--- Start of INPUT RECORDS ---

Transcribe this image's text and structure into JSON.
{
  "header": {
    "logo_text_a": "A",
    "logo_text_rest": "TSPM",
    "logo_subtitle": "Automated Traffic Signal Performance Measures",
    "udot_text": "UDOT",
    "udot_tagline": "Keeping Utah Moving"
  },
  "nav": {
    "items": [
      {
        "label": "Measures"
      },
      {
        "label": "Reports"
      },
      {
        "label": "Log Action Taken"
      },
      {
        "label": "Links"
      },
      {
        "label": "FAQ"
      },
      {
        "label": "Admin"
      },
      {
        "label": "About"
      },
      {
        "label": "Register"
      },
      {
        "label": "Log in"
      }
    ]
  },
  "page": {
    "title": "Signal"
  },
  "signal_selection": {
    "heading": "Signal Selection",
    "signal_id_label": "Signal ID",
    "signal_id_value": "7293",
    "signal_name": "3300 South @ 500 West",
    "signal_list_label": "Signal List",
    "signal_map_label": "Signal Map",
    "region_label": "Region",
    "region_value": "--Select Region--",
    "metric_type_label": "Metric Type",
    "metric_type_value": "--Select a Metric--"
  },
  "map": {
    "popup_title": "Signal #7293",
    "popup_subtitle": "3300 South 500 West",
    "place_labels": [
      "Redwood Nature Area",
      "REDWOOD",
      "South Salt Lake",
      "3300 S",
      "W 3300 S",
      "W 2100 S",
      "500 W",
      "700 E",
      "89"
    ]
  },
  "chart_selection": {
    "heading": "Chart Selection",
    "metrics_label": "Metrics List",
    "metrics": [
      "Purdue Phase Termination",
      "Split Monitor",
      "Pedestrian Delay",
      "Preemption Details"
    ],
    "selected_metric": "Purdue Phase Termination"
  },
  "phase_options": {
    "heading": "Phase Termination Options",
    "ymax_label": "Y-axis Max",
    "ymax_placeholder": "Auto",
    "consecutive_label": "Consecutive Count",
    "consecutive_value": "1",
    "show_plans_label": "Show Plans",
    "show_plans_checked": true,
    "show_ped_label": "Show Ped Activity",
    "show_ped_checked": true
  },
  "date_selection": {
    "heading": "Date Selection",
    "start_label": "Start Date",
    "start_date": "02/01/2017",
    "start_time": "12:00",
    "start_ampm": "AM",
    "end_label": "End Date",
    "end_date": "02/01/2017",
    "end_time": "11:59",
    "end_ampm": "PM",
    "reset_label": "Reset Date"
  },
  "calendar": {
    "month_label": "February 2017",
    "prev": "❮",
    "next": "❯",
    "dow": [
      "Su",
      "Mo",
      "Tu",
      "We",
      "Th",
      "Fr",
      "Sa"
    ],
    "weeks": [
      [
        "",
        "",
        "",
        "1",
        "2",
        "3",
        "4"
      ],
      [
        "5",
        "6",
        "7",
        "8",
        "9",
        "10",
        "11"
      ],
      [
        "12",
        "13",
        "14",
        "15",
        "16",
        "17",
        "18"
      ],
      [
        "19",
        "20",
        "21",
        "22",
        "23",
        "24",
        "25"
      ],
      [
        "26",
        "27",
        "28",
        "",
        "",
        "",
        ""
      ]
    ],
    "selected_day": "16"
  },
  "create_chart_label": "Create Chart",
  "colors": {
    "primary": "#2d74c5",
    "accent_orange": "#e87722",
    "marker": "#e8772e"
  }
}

--- End of INPUT RECORDS ---

PROBLEM STATEMENT: Identify every line holding the word "List" and copy it out.

ANSWER TO THIS TASK:
    "signal_list_label": "Signal List",
    "metrics_label": "Metrics List",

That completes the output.